## Records contained in a dataset
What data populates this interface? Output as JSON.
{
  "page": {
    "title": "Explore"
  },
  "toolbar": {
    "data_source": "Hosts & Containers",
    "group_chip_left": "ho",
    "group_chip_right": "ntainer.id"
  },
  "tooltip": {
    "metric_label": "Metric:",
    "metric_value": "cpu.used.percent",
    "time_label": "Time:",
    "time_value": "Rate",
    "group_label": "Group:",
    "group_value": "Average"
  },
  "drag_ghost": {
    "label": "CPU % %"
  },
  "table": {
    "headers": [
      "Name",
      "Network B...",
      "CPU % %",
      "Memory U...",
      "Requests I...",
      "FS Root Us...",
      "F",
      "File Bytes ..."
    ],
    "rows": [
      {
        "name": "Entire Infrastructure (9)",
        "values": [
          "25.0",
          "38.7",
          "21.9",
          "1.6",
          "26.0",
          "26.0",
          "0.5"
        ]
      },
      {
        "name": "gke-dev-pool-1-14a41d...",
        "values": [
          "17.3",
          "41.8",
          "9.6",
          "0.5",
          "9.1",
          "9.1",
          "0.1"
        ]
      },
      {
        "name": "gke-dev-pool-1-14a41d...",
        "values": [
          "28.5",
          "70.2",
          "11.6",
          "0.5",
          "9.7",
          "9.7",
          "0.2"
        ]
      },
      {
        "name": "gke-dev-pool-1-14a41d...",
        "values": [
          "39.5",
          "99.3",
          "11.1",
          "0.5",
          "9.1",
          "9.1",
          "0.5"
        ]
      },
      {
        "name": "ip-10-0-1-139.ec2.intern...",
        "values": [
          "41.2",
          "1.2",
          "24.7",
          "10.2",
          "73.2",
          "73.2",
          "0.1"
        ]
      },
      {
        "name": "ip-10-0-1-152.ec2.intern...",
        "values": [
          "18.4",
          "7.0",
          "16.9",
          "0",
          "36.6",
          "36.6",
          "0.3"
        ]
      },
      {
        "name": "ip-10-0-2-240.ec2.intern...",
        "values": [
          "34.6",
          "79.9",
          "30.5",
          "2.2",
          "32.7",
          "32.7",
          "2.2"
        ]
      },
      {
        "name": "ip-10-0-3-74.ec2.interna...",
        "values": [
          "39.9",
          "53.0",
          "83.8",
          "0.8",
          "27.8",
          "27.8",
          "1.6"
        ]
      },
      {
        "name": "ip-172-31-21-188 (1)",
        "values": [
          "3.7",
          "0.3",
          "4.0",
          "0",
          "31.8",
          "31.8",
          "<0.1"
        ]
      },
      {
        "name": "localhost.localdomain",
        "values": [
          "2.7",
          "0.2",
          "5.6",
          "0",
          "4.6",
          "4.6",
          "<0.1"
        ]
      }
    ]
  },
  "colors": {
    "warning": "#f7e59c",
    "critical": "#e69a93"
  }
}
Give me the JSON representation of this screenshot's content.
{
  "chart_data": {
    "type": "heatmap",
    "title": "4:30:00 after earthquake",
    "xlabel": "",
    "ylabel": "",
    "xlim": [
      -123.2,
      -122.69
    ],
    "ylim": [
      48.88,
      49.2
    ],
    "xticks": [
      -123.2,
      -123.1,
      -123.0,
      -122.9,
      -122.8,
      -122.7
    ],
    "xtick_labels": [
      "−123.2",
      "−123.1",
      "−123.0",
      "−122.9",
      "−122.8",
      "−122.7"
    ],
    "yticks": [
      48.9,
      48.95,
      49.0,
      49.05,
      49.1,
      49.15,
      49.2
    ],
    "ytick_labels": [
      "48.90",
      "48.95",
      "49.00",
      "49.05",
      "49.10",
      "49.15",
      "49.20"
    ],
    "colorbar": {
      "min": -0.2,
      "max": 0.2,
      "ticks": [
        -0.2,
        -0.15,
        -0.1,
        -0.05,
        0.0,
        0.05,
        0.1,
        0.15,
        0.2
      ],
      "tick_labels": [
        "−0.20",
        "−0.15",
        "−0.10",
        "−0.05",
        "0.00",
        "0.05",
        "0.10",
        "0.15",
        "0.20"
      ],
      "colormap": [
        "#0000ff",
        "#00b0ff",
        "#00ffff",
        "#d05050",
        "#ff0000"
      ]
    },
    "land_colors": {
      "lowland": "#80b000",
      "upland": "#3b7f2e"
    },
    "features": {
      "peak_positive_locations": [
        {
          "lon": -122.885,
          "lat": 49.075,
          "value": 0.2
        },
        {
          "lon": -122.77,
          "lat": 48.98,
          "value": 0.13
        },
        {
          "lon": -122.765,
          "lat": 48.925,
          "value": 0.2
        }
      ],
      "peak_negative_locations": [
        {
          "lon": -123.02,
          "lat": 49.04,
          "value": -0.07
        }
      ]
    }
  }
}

## Goal
Take every line from the data above that holds "JSON" and copy it out.

## Task result
What data populates this interface? Output as JSON.
Give me the JSON representation of this screenshot's content.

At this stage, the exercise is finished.